> [Exercise requirements]: Scan the material that follows. Copy every line containing the word "mínima".

::::::::::

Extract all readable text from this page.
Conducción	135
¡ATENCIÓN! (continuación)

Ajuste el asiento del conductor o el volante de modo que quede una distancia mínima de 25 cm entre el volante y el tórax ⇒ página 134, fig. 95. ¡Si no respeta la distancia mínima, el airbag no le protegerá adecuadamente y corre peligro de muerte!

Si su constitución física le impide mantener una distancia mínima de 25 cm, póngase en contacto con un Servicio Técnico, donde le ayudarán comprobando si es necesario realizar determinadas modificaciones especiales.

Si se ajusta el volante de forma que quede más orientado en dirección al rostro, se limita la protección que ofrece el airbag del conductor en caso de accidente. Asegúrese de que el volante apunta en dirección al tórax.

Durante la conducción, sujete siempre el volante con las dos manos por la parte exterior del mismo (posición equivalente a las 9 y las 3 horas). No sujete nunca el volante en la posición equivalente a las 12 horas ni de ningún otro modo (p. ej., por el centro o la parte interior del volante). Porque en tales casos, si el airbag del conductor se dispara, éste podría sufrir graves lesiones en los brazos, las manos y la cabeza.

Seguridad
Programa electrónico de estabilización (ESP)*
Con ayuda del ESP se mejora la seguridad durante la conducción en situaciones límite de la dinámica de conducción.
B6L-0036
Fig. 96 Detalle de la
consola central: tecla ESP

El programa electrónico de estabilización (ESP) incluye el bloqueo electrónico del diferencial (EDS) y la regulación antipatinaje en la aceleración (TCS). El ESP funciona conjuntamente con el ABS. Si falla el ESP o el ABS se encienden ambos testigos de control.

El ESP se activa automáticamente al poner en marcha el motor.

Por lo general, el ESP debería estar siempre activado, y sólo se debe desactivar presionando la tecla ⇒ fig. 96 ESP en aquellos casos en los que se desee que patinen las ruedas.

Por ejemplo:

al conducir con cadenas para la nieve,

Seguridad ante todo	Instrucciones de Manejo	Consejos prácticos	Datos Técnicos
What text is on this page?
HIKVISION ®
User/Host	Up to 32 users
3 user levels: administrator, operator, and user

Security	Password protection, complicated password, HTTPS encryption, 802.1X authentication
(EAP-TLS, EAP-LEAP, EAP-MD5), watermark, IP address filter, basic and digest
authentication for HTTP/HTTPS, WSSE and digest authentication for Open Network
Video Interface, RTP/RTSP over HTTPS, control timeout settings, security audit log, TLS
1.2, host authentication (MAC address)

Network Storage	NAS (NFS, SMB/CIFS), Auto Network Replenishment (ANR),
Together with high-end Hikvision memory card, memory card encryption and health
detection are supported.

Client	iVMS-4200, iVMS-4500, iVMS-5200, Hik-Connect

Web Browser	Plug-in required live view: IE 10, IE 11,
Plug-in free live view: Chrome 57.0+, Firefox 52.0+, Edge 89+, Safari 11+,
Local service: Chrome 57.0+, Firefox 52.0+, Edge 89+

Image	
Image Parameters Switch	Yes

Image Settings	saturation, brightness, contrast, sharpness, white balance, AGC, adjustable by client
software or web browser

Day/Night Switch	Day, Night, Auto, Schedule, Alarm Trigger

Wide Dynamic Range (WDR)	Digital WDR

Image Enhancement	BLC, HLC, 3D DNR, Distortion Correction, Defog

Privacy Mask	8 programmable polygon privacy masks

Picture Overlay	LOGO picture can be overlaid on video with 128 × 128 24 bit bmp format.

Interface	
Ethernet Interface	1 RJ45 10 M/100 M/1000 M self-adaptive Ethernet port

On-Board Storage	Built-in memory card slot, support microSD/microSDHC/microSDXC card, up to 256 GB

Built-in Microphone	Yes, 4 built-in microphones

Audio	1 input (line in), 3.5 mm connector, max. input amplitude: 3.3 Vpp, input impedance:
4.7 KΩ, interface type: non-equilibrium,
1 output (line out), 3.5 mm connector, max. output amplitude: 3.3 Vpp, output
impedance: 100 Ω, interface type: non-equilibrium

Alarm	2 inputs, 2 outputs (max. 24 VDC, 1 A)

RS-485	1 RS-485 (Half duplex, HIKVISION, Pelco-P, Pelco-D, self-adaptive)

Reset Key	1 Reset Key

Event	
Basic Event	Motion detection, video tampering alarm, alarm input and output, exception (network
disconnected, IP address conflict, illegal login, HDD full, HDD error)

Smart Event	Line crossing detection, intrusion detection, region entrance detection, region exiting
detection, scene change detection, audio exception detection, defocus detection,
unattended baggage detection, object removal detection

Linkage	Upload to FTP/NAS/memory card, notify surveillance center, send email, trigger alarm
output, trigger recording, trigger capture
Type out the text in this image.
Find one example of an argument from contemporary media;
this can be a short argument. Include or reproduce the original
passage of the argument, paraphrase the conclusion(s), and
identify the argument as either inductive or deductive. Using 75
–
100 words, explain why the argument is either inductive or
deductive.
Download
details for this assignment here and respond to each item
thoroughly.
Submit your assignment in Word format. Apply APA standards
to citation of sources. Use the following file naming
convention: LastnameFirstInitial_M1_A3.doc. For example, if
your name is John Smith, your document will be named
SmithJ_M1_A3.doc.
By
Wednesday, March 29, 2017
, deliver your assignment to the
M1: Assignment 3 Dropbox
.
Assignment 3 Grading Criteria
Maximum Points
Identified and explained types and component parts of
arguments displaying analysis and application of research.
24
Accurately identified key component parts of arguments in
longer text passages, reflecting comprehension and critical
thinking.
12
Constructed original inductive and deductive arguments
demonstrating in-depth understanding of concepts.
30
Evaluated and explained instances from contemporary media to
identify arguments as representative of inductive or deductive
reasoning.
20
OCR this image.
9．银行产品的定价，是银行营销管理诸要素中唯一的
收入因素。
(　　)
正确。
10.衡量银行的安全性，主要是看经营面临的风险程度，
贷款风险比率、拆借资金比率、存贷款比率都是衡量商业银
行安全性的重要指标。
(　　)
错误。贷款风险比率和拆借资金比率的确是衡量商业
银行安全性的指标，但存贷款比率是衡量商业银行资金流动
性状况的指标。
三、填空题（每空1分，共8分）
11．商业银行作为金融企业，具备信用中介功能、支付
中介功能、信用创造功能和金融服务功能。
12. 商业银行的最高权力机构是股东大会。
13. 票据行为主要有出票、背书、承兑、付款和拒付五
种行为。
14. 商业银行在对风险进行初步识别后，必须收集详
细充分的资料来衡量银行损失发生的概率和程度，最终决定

::::::::::

> [Full output]:
Ajuste el asiento del conductor o el volante de modo que quede una distancia mínima de 25 cm entre el volante y el tórax ⇒ página 134, fig. 95. ¡Si no respeta la distancia mínima, el airbag no le protegerá adecuadamente y corre peligro de muerte!
Si su constitución física le impide mantener una distancia mínima de 25 cm, póngase en contacto con un Servicio Técnico, donde le ayudarán comprobando si es necesario realizar determinadas modificaciones especiales.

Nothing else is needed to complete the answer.